◆ Instructions for the task ◆
Resume the write-up on separating background sound effects from vocals, picking up right after its final sentence.

◆ Text block ◆
════════════════════

# 2.1 Extract Background Sound Effects/accompaniment and Vocals
Background sounds effect will act as noise for our next step, clustering.

Our task will be to extract these sound effect/accompaniment (`<hash>_accompaniment.mp3`) as well as speech (or vocals) (`<hash>_vocals.mp3`). We will use speech for 3<sup>rd</sup> step, generate speech in 4<sup>th</sup> (`<hash>_gen_vocals.mp3`) and add accompaniment to create (`<hash>_gen.mp3`).

For this task we will use `sentence_df` generated by `DeepdubSentece` class. This contain information only about sentences, rest is background sound effects where there are no sentences spoken, so we can easily concatenate them back anyway.

In the context of music production, it is sometimes referred to as *unmixing* or *demixing*.

> **Note**
>
> **Currently the splitted audio,i.e., accompaniment and speech/vocal are of different length than the original by around ~2-3 microsecond.**
> 
> This may or may not be problem, depending on the length of video.
>
> A solution might be to add padding when we are going to merge `<hash>_gen_vocals.mp3` and `<hash>_accompaniment.mp3` by keeping the length of `<hash>.mp3`.

════════════════════

◆ Stored rows ◆

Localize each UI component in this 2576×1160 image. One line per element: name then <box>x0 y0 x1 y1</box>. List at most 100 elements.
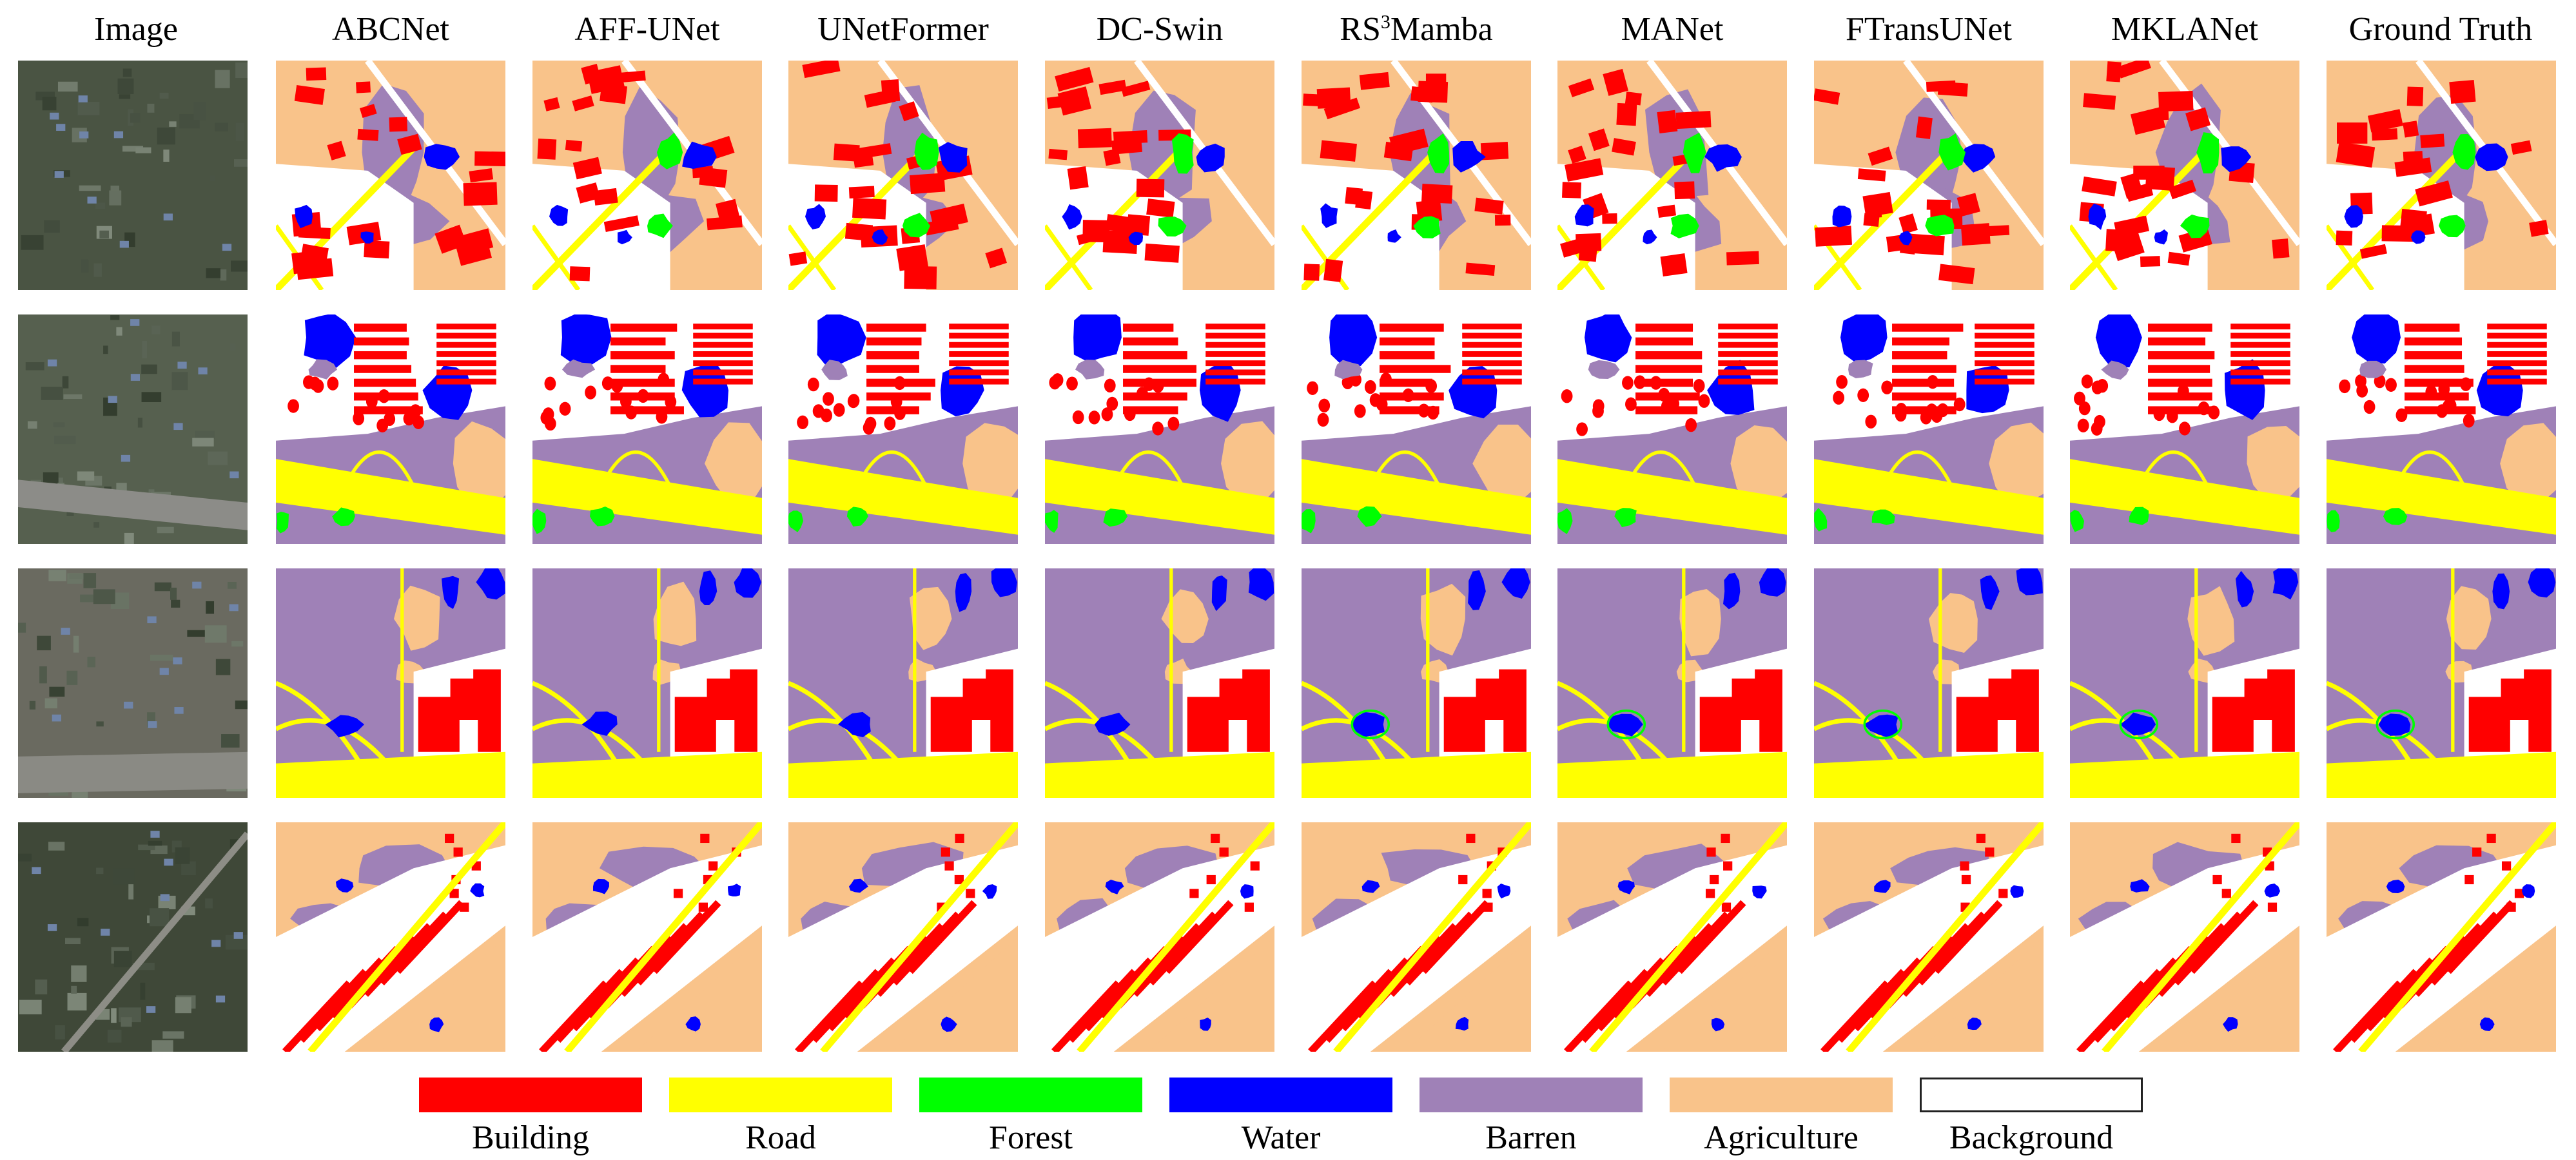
segmentation-map <box>1557 822 1787 1052</box>
segmentation-map-abcnet-row-4 <box>276 822 505 1052</box>
segmentation-map <box>2327 61 2556 290</box>
input-image-row-3 <box>18 568 248 798</box>
segmentation-map-aff-unet-row-3 <box>532 568 762 798</box>
segmentation-map-aff-unet-row-2 <box>532 314 762 544</box>
column-header-dc-swin: DC-Swin <box>1096 11 1224 48</box>
column-header-ground-truth: Ground Truth <box>2348 11 2533 48</box>
segmentation-map-manet-row-4 <box>1557 822 1787 1052</box>
segmentation-map-rs3mamba-row-2 <box>1302 314 1531 544</box>
segmentation-map-dc-swin-row-2 <box>1045 314 1274 544</box>
segmentation-map <box>2070 314 2299 544</box>
segmentation-map <box>532 61 762 290</box>
segmentation-map <box>1045 568 1274 798</box>
legend-label-background: Background <box>1949 1119 2114 1156</box>
satellite-photo <box>18 568 248 798</box>
segmentation-map-rs3mamba-row-3 <box>1302 568 1531 798</box>
segmentation-map-unetformer-row-2 <box>788 314 1018 544</box>
legend-swatch-forest <box>919 1078 1142 1112</box>
segmentation-map <box>1814 61 2044 290</box>
segmentation-map <box>2327 568 2556 798</box>
segmentation-map <box>2327 822 2556 1052</box>
legend-swatch-building <box>419 1078 642 1112</box>
segmentation-map-mklanet-row-4 <box>2070 822 2299 1052</box>
segmentation-map-dc-swin-row-1 <box>1045 61 1274 290</box>
segmentation-map <box>276 61 505 290</box>
segmentation-map-aff-unet-row-4 <box>532 822 762 1052</box>
segmentation-map-ground-truth-row-4 <box>2327 822 2556 1052</box>
segmentation-map-ground-truth-row-1 <box>2327 61 2556 290</box>
segmentation-map <box>532 822 762 1052</box>
segmentation-map-unetformer-row-1 <box>788 61 1018 290</box>
legend-label-water: Water <box>1241 1119 1321 1156</box>
segmentation-map-unetformer-row-3 <box>788 568 1018 798</box>
segmentation-map-abcnet-row-1 <box>276 61 505 290</box>
segmentation-map <box>1302 568 1531 798</box>
segmentation-map <box>1302 61 1531 290</box>
segmentation-map <box>1814 314 2044 544</box>
legend-swatch-barren <box>1420 1078 1643 1112</box>
segmentation-map <box>276 314 505 544</box>
satellite-photo <box>18 314 248 544</box>
input-image-row-4 <box>18 822 248 1052</box>
segmentation-map <box>1557 568 1787 798</box>
segmentation-map <box>276 568 505 798</box>
segmentation-map-ground-truth-row-2 <box>2327 314 2556 544</box>
segmentation-map-dc-swin-row-4 <box>1045 822 1274 1052</box>
input-image-row-2 <box>18 314 248 544</box>
segmentation-map <box>788 822 1018 1052</box>
column-header-unetformer: UNetFormer <box>817 11 989 48</box>
segmentation-map <box>1045 314 1274 544</box>
legend-swatch-agriculture <box>1670 1078 1893 1112</box>
segmentation-map <box>1045 822 1274 1052</box>
segmentation-map-unetformer-row-4 <box>788 822 1018 1052</box>
segmentation-map <box>1814 822 2044 1052</box>
legend-label-agriculture: Agriculture <box>1704 1119 1859 1156</box>
segmentation-map <box>2070 568 2299 798</box>
segmentation-map-manet-row-3 <box>1557 568 1787 798</box>
segmentation-map <box>1302 822 1531 1052</box>
segmentation-map <box>788 314 1018 544</box>
legend-swatch-road <box>669 1078 892 1112</box>
segmentation-map-ground-truth-row-3 <box>2327 568 2556 798</box>
legend-label-road: Road <box>745 1119 816 1156</box>
segmentation-map <box>2070 61 2299 290</box>
segmentation-map <box>1557 314 1787 544</box>
segmentation-map <box>1045 61 1274 290</box>
column-header-manet: MANet <box>1621 11 1724 48</box>
column-header-mklanet: MKLANet <box>2111 11 2259 48</box>
column-header-rs3mamba: RS3Mamba <box>1340 11 1493 48</box>
segmentation-map-ftransunet-row-2 <box>1814 314 2044 544</box>
input-image-row-1 <box>18 61 248 290</box>
column-header-aff-unet: AFF-UNet <box>574 11 720 48</box>
segmentation-map-rs3mamba-row-1 <box>1302 61 1531 290</box>
satellite-photo <box>18 822 248 1052</box>
segmentation-map <box>1557 61 1787 290</box>
legend-label-building: Building <box>471 1119 590 1156</box>
segmentation-map-manet-row-1 <box>1557 61 1787 290</box>
legend-swatch-water <box>1169 1078 1392 1112</box>
segmentation-map <box>276 822 505 1052</box>
segmentation-map <box>1814 568 2044 798</box>
segmentation-map <box>2327 314 2556 544</box>
segmentation-map <box>2070 822 2299 1052</box>
segmentation-map <box>1302 314 1531 544</box>
segmentation-map-mklanet-row-1 <box>2070 61 2299 290</box>
legend-label-forest: Forest <box>989 1119 1073 1156</box>
segmentation-map-manet-row-2 <box>1557 314 1787 544</box>
segmentation-map-ftransunet-row-1 <box>1814 61 2044 290</box>
satellite-photo <box>18 61 248 290</box>
segmentation-map-ftransunet-row-4 <box>1814 822 2044 1052</box>
segmentation-map-abcnet-row-3 <box>276 568 505 798</box>
segmentation-map-mklanet-row-3 <box>2070 568 2299 798</box>
column-header-ftransunet: FTransUNet <box>1845 11 2013 48</box>
segmentation-map <box>532 314 762 544</box>
legend-label-barren: Barren <box>1485 1119 1577 1156</box>
segmentation-map-ftransunet-row-3 <box>1814 568 2044 798</box>
segmentation-map-abcnet-row-2 <box>276 314 505 544</box>
column-header-image: Image <box>94 11 178 48</box>
segmentation-map-aff-unet-row-1 <box>532 61 762 290</box>
legend-swatch-background <box>1920 1078 2143 1112</box>
segmentation-map-dc-swin-row-3 <box>1045 568 1274 798</box>
segmentation-map-rs3mamba-row-4 <box>1302 822 1531 1052</box>
segmentation-map <box>532 568 762 798</box>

════════════════════

◆ Task response ◆
In [16]:
from deepdub_sentence import DeepdubSentence
from deepdub_audio import DeepdubAudio
from pyffmpeg import FFprobe
from IPython.display import Audio
from IPython.display import display

In [2]:
BASE_DIR = 'T:/pycharm_repo/Working_dir/Deepdub'
DRAMA = '/tale_of_nine_tailed'

OUTPUT_DIR = './output_dir' + DRAMA
AUDIO_OUTPUT_DIR = OUTPUT_DIR + '/audio_segments'
SAMPLE_DIR = BASE_DIR + DRAMA
SUBTITLE_DIR = SAMPLE_DIR + '/subtitles/'
EP = 1

slice_from = "10_33"
slice_to = "11_00"

In [3]:
def to_sec(min_sec):
  """
  Convert a string formatted as `min_sec` or 'h_min_sec' to int of total seconds.
  """
  return int(
    min_sec.split("_")[-2])*60 + int(
    min_sec.split("_")[-1])

In [4]:
deep_s = DeepdubSentence(subtitle_path=SUBTITLE_DIR + f'/ep{EP}_eng.srt',
                         slice_from=slice_from,
                         slice_to=slice_to)
sentence_df = deep_s.get_sentences()

deep_a = DeepdubAudio(project_name=DRAMA,
                      sentence_df=sentence_df,
                      audio_path=f'{OUTPUT_DIR}/clip{EP}.mp3')
deep_a.create_audio_segments()

sentence_df

Moviepy - Running:
>>> "+ " ".join(cmd)
Moviepy - Command successful
Moviepy - Running:
>>> "+ " ".join(cmd)
Moviepy - Command successful
Moviepy - Running:
>>> "+ " ".join(cmd)
Moviepy - Command successful
Moviepy - Running:
>>> "+ " ".join(cmd)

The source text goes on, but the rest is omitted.